TAREFAS:
1 – Segundo a reportagem sobre os ataques de onças no Baixio de Irecê, por que se intensificaram a presença desses felinos junto às comunidades e os ataques aos animais de criação? Responda em até três frases.
2 – Retome a reportagem sobre os ataques de onças no Baixio de Irecê a partir do ponto em que ela termina.

TRECHO APRESENTADO:
* * * * * * * * *
Desmatamento aumenta número de ataques de onças às criações de sertanejos na região do Baixio de Irecê
Thomas Bauer (CPT-BA/ H3000) e Paulo Oliveira (Meus Sertões)
Quando Jadiel, um menino franzino e esperto de 11 anos, brecou o cavalo na porteira que dá acesso ao terreiro da casa simples onde mora com os pais e irmãos ainda estava ofegante, com o coração disparado. O inusitado encontro com uma onça suçuarana [1], popularmente conhecida nas caatingas como onça bodeira, deixou o menino muito assustado.
Sentado em um banco de madeira debaixo de um pé de umbu, ele conta que o encontro com o bicho ocorreu no final de uma tarde. Como de costume, o menino foi buscar o jegue na roça do pai, montado no seu cavalo velho sem nome. Jadiel carregava uma panela com milho para atrair o jumento.
“Eu me aproximei da baixada e vi a onça atrás da moita. Ela rosnou. Só fiz rumar [2] a panela e saí em disparada” – conta. Este episódio ocorreu na localidade de Várzea da Cerca, no município de Itaguaçu da Bahia, há 547 quilômetros de Salvador, capital da Bahia. Nos últimos meses, agricultores e pequenos criadores de animais de comunidades tradicionais [3], ao longo de 70 quilômetros do rio Verde, relatam encontros com felinos e acham marcas de pegadas por todos os cantos.
A presença das onças próximas às comunidades e os ataques aos animais de criação se intensificaram por causa do projeto de Irrigação do Baixio de Irecê, uma espécie de versão da obra de transposição do rio São Francisco em território baiano.
* * * * * * * * *
ENTRADAS:
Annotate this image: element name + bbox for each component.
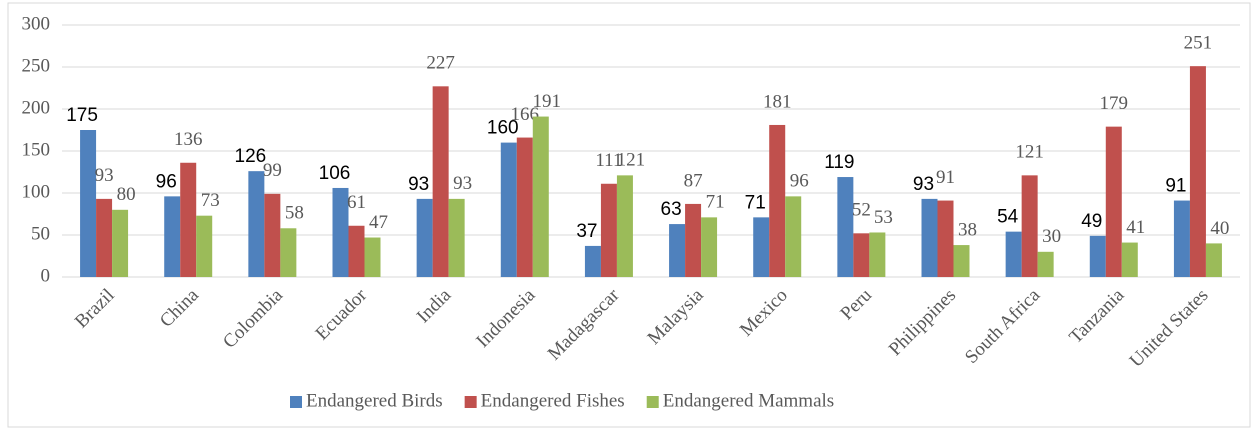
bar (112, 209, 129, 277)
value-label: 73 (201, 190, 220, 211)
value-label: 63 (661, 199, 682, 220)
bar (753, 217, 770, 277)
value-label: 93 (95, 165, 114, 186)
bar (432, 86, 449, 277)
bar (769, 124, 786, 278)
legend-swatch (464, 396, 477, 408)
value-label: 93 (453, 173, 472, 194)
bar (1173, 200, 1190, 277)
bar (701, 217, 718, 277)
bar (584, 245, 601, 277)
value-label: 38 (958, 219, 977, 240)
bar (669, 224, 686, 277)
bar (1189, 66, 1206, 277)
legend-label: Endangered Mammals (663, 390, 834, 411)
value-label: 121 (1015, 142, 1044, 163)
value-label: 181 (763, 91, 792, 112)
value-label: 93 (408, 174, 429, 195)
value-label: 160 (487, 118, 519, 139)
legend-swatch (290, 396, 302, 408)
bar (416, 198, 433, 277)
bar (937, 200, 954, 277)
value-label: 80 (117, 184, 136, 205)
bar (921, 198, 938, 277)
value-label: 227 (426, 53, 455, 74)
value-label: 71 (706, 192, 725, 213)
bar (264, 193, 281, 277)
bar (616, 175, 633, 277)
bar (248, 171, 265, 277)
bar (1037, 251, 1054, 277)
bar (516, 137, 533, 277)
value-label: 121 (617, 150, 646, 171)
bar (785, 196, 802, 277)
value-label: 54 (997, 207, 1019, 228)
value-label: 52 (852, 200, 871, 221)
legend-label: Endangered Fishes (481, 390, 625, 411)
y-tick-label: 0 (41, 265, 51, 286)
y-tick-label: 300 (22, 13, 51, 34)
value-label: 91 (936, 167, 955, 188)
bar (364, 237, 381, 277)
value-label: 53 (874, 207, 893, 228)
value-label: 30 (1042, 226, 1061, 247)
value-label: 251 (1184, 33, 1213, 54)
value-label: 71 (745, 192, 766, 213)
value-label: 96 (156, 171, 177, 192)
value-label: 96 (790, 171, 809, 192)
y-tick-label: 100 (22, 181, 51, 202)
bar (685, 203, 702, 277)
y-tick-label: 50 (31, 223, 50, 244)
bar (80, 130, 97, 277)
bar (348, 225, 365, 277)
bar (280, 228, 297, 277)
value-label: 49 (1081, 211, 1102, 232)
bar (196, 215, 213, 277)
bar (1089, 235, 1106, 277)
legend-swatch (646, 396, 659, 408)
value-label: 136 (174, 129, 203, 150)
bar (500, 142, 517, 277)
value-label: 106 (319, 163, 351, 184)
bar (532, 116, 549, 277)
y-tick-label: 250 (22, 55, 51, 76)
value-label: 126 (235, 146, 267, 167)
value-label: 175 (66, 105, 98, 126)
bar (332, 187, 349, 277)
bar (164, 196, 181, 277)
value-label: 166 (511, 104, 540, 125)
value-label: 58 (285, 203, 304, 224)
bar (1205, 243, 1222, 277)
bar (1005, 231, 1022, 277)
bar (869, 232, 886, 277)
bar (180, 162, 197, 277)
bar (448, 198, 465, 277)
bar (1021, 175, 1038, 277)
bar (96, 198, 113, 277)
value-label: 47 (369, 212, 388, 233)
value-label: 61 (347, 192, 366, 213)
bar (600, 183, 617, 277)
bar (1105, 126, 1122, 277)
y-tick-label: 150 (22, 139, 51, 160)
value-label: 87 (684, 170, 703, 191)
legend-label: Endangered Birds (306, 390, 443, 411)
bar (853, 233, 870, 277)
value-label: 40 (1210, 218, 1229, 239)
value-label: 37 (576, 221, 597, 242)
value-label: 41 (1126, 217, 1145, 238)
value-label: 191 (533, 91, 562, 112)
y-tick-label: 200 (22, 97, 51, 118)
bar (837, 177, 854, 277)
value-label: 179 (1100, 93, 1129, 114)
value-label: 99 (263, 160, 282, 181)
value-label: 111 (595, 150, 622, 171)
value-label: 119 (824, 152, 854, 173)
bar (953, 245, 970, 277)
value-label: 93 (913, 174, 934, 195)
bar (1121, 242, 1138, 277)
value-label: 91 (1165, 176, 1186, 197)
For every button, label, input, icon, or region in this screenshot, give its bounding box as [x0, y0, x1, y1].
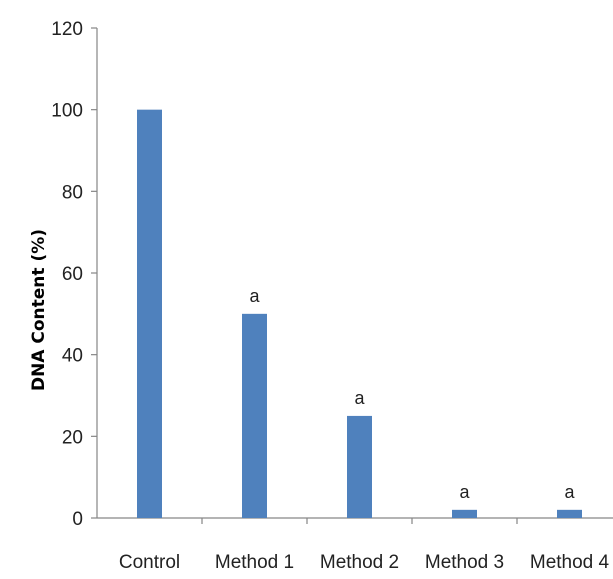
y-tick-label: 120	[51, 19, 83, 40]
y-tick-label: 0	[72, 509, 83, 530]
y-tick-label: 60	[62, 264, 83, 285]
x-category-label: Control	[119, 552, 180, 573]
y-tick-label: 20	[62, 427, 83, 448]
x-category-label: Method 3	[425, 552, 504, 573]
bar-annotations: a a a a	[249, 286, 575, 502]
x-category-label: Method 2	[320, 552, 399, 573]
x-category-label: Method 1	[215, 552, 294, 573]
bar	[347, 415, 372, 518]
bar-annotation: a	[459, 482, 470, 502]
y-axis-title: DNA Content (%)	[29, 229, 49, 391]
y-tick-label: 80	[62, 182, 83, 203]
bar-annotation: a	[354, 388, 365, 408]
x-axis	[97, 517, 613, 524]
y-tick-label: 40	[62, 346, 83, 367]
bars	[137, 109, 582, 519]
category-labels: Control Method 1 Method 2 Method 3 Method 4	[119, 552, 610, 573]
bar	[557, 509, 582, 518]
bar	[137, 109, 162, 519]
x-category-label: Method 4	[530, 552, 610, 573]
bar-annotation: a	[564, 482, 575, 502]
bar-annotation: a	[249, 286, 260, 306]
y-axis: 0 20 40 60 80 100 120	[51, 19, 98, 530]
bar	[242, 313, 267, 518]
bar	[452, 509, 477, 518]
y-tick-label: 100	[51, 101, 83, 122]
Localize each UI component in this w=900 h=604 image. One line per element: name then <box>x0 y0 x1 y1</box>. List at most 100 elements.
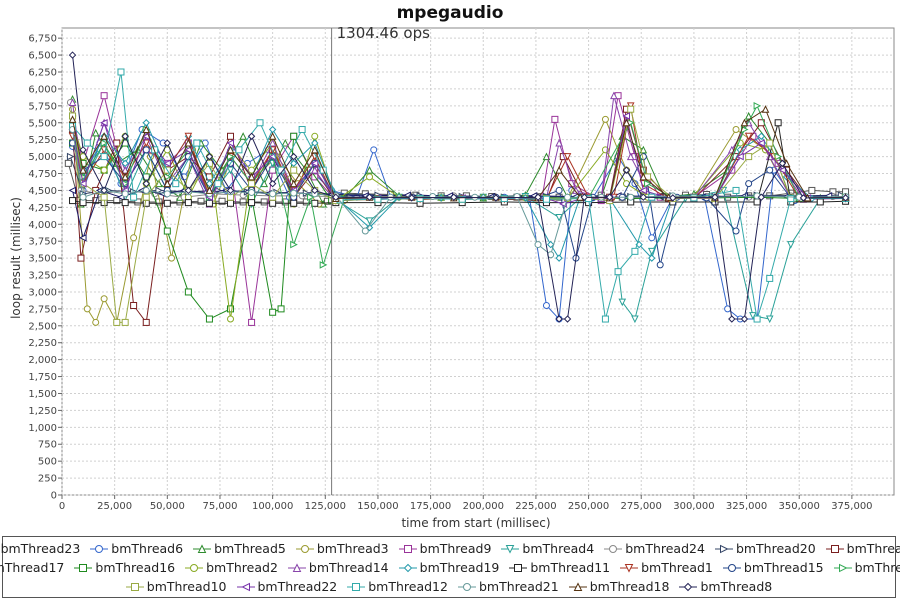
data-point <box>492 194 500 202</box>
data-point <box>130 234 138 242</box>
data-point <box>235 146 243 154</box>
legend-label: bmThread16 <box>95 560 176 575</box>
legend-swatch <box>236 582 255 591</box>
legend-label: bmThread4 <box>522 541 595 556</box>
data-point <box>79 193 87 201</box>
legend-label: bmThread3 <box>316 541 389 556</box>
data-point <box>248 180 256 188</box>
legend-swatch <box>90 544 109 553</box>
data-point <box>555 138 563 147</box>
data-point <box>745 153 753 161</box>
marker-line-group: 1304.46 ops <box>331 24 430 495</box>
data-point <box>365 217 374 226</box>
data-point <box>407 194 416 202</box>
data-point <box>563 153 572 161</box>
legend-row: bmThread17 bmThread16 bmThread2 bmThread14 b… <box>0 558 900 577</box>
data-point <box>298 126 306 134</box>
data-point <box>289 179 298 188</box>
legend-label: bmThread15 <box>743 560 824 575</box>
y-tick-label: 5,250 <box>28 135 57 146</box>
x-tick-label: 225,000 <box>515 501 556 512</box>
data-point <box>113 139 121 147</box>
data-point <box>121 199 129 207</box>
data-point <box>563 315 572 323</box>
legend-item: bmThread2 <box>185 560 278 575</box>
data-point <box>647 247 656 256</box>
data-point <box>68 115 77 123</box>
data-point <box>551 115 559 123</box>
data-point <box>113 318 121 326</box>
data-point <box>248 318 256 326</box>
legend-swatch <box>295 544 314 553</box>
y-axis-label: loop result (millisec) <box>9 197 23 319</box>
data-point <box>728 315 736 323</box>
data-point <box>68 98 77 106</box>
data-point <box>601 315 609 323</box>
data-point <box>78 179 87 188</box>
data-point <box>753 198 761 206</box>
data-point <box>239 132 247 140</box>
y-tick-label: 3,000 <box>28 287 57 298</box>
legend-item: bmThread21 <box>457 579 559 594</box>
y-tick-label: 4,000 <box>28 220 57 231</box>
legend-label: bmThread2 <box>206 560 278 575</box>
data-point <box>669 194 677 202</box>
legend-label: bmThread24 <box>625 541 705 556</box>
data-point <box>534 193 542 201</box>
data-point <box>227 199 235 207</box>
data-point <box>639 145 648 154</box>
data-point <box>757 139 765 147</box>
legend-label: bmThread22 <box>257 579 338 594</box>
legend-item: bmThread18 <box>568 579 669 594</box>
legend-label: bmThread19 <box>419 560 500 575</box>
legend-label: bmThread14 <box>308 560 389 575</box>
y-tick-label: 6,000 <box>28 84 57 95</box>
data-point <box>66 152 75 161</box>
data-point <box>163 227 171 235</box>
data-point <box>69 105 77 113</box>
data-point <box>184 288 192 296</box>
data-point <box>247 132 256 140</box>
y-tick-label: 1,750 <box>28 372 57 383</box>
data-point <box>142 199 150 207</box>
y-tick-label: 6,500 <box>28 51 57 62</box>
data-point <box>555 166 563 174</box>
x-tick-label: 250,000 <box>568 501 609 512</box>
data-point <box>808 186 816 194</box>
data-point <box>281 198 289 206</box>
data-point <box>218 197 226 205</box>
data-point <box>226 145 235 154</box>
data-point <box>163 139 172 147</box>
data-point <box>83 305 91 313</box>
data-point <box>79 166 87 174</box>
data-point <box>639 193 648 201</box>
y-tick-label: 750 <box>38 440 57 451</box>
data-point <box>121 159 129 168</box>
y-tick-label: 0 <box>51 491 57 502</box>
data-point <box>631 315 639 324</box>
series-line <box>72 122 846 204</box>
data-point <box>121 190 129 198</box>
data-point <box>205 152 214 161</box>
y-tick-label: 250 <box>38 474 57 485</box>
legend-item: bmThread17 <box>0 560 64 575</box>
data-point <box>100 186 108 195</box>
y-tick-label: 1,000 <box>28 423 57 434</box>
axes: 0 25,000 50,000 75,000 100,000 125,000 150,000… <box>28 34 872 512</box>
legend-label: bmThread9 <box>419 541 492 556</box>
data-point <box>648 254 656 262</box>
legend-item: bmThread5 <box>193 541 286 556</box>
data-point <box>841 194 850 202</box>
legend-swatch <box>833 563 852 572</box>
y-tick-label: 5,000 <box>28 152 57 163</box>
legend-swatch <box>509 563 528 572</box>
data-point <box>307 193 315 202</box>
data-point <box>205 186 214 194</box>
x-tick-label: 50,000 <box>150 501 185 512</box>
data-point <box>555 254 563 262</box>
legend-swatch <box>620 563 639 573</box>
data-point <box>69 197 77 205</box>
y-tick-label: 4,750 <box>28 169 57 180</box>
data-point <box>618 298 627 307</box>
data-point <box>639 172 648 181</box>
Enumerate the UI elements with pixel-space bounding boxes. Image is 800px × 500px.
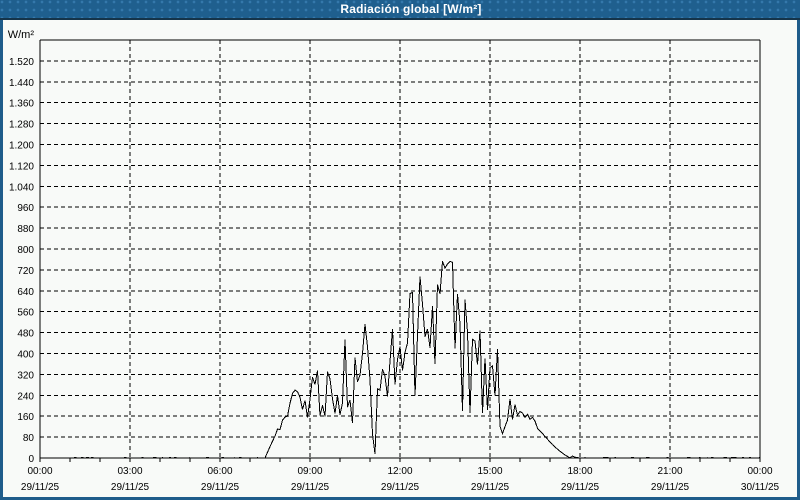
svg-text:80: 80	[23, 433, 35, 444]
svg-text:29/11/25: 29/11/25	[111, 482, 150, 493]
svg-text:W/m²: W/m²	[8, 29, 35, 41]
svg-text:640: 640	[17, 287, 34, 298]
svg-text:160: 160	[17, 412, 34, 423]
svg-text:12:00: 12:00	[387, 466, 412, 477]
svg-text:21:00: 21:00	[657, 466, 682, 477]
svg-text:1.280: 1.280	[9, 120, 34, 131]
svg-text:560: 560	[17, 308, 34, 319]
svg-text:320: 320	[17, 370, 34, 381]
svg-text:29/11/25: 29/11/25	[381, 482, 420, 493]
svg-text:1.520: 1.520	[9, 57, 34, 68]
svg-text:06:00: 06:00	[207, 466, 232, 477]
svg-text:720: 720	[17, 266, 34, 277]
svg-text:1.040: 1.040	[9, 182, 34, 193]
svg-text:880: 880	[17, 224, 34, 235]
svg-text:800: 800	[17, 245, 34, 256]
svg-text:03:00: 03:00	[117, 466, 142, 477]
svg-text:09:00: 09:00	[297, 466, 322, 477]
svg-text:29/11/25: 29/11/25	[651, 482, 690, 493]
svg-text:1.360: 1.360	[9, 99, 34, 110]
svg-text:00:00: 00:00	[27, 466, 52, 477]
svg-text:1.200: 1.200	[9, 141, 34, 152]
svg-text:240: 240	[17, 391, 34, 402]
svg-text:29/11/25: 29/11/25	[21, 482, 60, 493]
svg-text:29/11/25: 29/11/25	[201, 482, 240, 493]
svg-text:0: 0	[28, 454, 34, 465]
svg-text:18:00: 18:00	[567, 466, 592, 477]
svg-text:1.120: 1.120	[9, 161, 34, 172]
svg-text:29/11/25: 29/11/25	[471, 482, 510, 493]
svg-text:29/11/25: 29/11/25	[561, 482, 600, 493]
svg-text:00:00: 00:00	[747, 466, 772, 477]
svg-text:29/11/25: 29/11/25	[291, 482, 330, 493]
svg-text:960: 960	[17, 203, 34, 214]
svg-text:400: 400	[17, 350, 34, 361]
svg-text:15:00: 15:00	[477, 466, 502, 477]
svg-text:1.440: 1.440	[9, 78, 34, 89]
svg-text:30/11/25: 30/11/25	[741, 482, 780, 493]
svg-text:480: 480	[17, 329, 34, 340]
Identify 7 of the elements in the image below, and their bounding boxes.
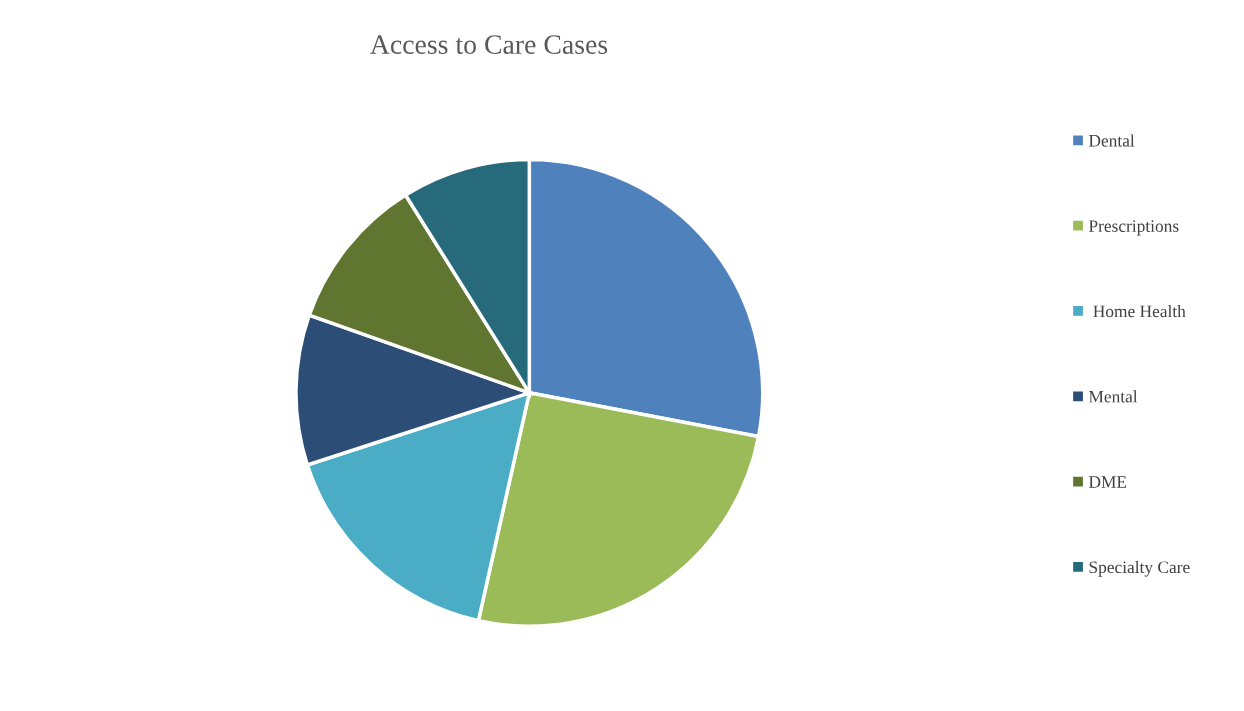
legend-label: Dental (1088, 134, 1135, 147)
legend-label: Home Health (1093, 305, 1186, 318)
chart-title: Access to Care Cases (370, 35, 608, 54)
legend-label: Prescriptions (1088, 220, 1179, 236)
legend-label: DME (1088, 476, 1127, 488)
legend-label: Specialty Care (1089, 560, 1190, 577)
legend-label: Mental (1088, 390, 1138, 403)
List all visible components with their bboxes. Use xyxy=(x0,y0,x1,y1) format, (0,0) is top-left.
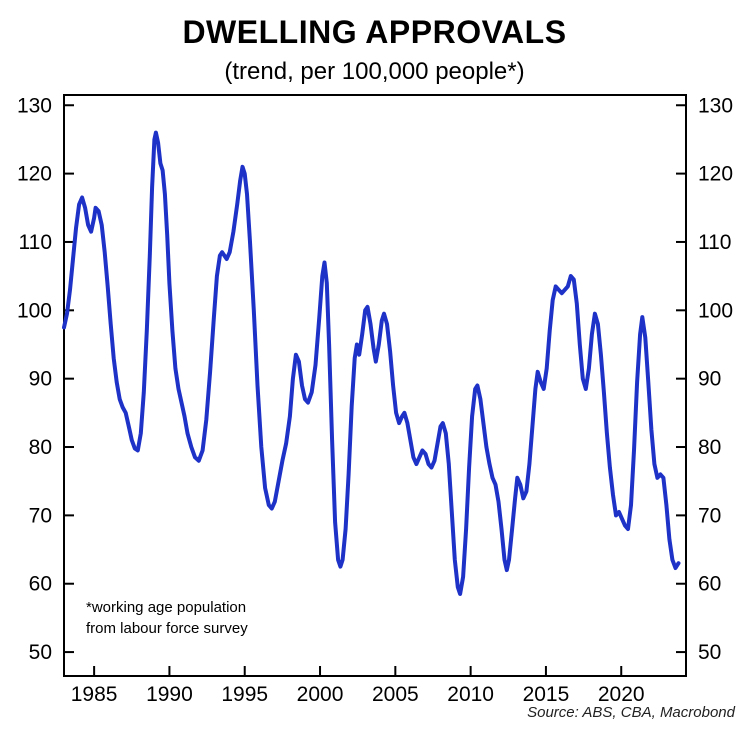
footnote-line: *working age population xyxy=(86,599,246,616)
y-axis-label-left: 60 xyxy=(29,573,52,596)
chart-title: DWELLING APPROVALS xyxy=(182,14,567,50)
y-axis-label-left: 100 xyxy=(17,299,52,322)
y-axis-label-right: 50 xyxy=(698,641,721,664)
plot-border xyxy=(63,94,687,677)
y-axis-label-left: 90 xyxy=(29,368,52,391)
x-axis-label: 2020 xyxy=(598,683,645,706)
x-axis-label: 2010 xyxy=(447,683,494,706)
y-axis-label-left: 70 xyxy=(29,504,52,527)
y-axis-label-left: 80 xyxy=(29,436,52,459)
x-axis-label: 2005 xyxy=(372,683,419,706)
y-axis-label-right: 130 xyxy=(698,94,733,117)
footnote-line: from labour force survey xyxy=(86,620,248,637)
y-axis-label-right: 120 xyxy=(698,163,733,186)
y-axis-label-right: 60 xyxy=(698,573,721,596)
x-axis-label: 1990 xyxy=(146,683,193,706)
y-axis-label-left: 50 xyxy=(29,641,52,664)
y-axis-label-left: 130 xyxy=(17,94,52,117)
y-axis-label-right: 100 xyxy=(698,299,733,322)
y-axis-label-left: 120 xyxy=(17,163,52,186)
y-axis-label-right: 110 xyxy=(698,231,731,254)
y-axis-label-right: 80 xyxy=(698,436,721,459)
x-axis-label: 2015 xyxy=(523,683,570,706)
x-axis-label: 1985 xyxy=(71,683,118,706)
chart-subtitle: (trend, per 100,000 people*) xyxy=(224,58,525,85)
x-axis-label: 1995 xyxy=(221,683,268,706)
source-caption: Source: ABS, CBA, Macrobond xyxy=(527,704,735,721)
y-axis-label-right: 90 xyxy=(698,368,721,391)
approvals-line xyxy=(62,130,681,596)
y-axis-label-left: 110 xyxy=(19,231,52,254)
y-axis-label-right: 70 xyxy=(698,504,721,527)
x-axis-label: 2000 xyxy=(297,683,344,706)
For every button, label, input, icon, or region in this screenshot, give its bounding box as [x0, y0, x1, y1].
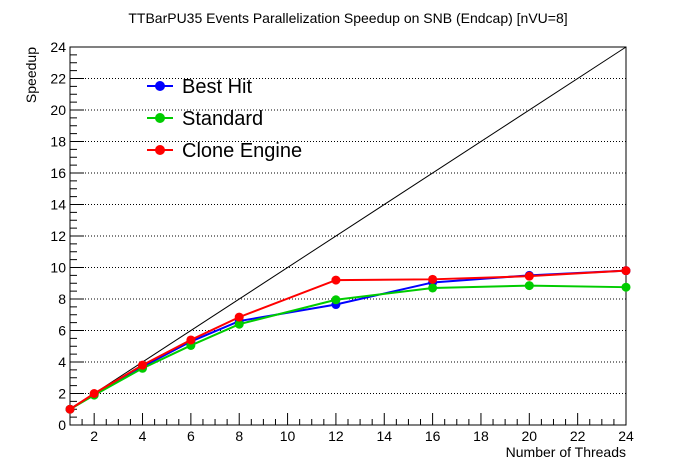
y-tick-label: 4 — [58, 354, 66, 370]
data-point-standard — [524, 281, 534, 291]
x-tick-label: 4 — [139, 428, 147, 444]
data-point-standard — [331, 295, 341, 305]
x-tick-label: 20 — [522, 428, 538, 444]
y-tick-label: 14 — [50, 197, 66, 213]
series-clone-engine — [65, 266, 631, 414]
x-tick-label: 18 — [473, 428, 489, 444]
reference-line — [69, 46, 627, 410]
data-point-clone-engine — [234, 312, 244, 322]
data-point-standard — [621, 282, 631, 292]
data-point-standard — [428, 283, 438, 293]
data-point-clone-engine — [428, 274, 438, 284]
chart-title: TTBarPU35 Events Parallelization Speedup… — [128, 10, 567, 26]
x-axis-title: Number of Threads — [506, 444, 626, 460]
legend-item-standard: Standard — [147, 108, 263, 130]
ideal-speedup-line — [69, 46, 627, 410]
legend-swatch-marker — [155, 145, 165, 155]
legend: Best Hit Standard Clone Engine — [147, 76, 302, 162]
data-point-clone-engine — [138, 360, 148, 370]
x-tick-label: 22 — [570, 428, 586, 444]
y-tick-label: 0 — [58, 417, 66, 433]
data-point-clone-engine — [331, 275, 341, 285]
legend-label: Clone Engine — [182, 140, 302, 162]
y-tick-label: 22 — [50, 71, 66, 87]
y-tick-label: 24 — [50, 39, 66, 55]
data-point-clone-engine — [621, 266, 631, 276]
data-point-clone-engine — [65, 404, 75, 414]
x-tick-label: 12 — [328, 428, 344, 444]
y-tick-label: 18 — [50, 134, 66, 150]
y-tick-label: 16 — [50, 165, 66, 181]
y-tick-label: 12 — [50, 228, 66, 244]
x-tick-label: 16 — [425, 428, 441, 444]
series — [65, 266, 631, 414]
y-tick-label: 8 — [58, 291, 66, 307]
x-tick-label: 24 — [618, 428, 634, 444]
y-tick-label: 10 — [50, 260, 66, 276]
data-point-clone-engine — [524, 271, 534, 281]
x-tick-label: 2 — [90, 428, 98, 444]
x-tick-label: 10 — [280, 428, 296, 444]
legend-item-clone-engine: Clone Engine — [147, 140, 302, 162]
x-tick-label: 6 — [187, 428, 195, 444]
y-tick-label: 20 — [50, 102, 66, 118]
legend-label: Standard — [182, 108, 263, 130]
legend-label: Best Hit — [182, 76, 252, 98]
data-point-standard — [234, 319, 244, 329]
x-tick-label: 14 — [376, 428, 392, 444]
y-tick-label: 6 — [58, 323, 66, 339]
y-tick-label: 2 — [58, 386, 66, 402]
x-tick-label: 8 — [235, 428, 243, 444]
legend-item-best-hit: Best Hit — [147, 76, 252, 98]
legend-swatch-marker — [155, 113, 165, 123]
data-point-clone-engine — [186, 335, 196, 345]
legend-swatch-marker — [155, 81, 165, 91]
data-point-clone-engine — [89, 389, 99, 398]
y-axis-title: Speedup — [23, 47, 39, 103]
* * * * * * * * *
RESPOSTAS POR TAREFA:
1 – A presença das onças próximas às comunidades e os ataques aos animais de criação se intensificaram por causa do projeto de Irrigação do Baixio de Irecê. A reportagem descreve esse projeto como uma espécie de versão da obra de transposição do rio São Francisco em território baiano.

2 –
O empreendimento, capitaneado pela Companhia de Desenvolvimento do Vale do São Francisco e Parnaíba (Codevasf), órgão vinculado ao Ministério do Desenvolvimento Regional (MDR), foi realizada para beneficiar empresários do agronegócio e causou desmatamento em uma área de cerca de 105 mil hectares [4].
Nascido e criado em Várzea da Cerca, Gilberto Caetano da Silva, 45 anos, disse que toda a vida teve onça na região. No entanto, depois da desmatação a situação piorou. Até agora ele perdeu 50 cabeças de bodes:
“A tendência é haver mais devastação nos municípios de Xique-xique e Itaguaçu da Bahia antes do final da obra. Já foram liberadas mais licenças para desmatamentos. Vão acabar com tudo até à beira do rio. Assim, as onças invadirão as casas” – prevê, angustiado. A lista de prejuízos acumulados desde 2022, quando novas autorizações para supressão de vegetação foram expedidas pelo Instituto do Meio Ambiente e Recursos Hídricos (Inema), só fez aumentar. As licenças foram concedidas apesar de existirem lotes do projeto do Baixio, limpos e leiloados, sem produção.
“As da minha família estão acabando e das 50 que eu cuidava para outra pessoa só restam 20. Vou mandar avisar ao dono para vir buscá-las. Vou cuidar apenas do nosso moinho” – planeja
Além da onça bodeira, foram avistadas, embora raramente, onças-pintadas, ameaçadas de extinção.
Na comunidade Poço Fundo, Gildásio Félix Bonfim, 54 anos, não sabe mais o que fazer para conter o ataque de onça. Ao longo dos últimos 15 meses, ele perdeu 150 cabeças de criação miúda.
“Agora tem outra onça maior rondando. Ela já matou dois bezerros e 10 poldros” – conta com tristeza.
Na roça vizinha, Albino Dias de Luna, 61 anos, também se queixa. Das cento e poucas cabeças, entre bodes e ovelhas, que possuía só restaram quatro, que agora ficam presas em um cercado atrás da casa. Já do gado que insiste em criar, perdeu 15 bezerros. Ficaram apenas os animais adultos.
“As vacas chegavam tudo com o úbere cheio porque o bezerro já não existia mais” – lembra. Para evitar a morte dos bezerros sobreviventes, o criador agora os alimenta com ração comprada em Jussara, a 90 quilômetros de distância, e com ramas de arbustos que retira das matas.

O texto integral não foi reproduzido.